- Dataset entries:
— Start —

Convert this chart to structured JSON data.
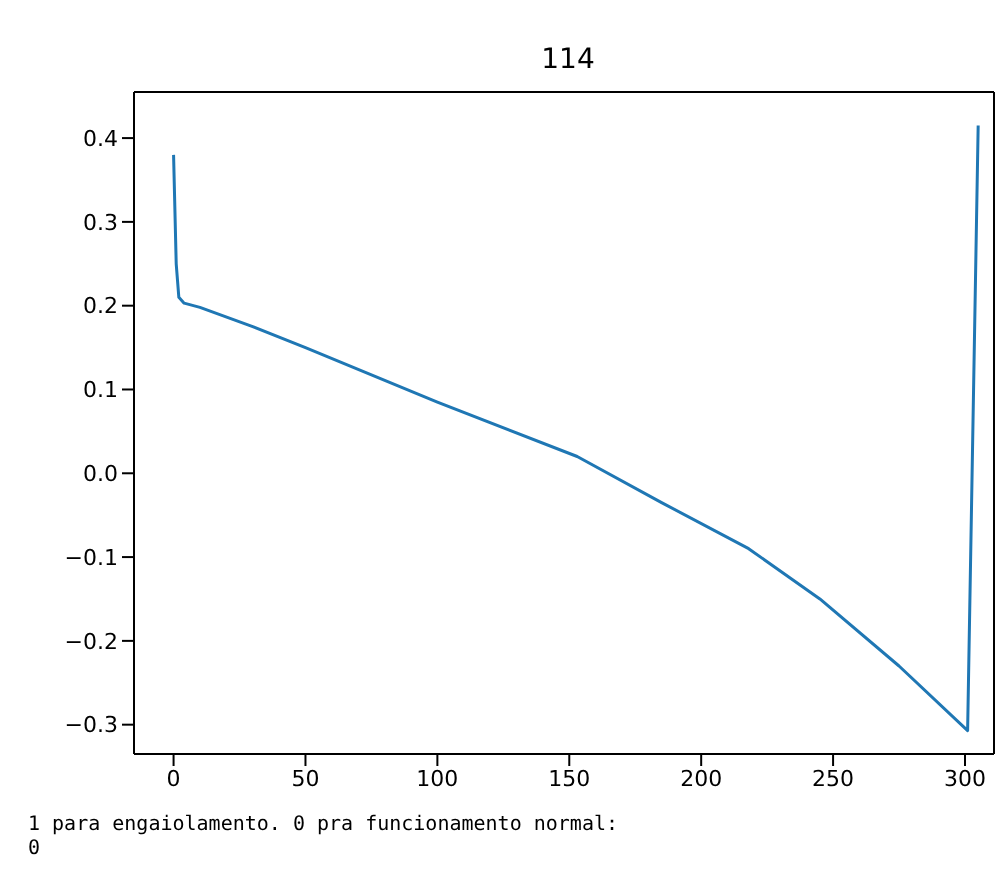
{
  "chart_data": {
    "type": "line",
    "title": "114",
    "x": [
      0,
      1,
      2,
      4,
      10,
      30,
      50,
      100,
      153,
      185,
      218,
      245,
      275,
      301,
      305
    ],
    "series": [
      {
        "color": "#1f77b4",
        "values": [
          0.38,
          0.25,
          0.21,
          0.203,
          0.198,
          0.175,
          0.15,
          0.085,
          0.02,
          -0.035,
          -0.09,
          -0.15,
          -0.23,
          -0.307,
          0.415
        ]
      }
    ],
    "xlim": [
      -15,
      311
    ],
    "xticks": [
      0,
      50,
      100,
      150,
      200,
      250,
      300
    ],
    "ylim": [
      -0.335,
      0.455
    ],
    "yticks": [
      -0.3,
      -0.2,
      -0.1,
      {
        "value": 0,
        "label": "0.0"
      },
      0.1,
      0.2,
      0.3,
      0.4
    ],
    "grid": false,
    "marker": "none",
    "line_style": "solid",
    "annotations": [
      "1 para engaiolamento. 0 pra funcionamento normal:",
      "0"
    ]
  }
}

— End —

- Task to carry out: Each record above should be copied character for character, with pictures dropped.

- Task answer:
Convert this chart to structured JSON data.
{
  "chart_data": {
    "type": "line",
    "title": "114",
    "x": [
      0,
      1,
      2,
      4,
      10,
      30,
      50,
      100,
      153,
      185,
      218,
      245,
      275,
      301,
      305
    ],
    "series": [
      {
        "color": "#1f77b4",
        "values": [
          0.38,
          0.25,
          0.21,
          0.203,
          0.198,
          0.175,
          0.15,
          0.085,
          0.02,
          -0.035,
          -0.09,
          -0.15,
          -0.23,
          -0.307,
          0.415
        ]
      }
    ],
    "xlim": [
      -15,
      311
    ],
    "xticks": [
      0,
      50,
      100,
      150,
      200,
      250,
      300
    ],
    "ylim": [
      -0.335,
      0.455
    ],
    "yticks": [
      -0.3,
      -0.2,
      -0.1,
      {
        "value": 0,
        "label": "0.0"
      },
      0.1,
      0.2,
      0.3,
      0.4
    ],
    "grid": false,
    "marker": "none",
    "line_style": "solid",
    "annotations": [
      "1 para engaiolamento. 0 pra funcionamento normal:",
      "0"
    ]
  }
}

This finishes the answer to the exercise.